**What is required:** All of the records below should be output exactly.

## Begin

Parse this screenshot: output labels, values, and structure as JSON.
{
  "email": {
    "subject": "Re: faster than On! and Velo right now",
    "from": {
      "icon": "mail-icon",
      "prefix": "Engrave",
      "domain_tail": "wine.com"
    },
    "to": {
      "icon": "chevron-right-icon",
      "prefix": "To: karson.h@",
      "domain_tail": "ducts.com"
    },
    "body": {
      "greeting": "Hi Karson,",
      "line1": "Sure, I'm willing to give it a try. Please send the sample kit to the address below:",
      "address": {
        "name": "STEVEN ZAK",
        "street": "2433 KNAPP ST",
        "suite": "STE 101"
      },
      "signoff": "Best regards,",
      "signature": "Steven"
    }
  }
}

## End

**Solution to the exercise:**
Parse this screenshot: output labels, values, and structure as JSON.
{
  "email": {
    "subject": "Re: faster than On! and Velo right now",
    "from": {
      "icon": "mail-icon",
      "prefix": "Engrave",
      "domain_tail": "wine.com"
    },
    "to": {
      "icon": "chevron-right-icon",
      "prefix": "To: karson.h@",
      "domain_tail": "ducts.com"
    },
    "body": {
      "greeting": "Hi Karson,",
      "line1": "Sure, I'm willing to give it a try. Please send the sample kit to the address below:",
      "address": {
        "name": "STEVEN ZAK",
        "street": "2433 KNAPP ST",
        "suite": "STE 101"
      },
      "signoff": "Best regards,",
      "signature": "Steven"
    }
  }
}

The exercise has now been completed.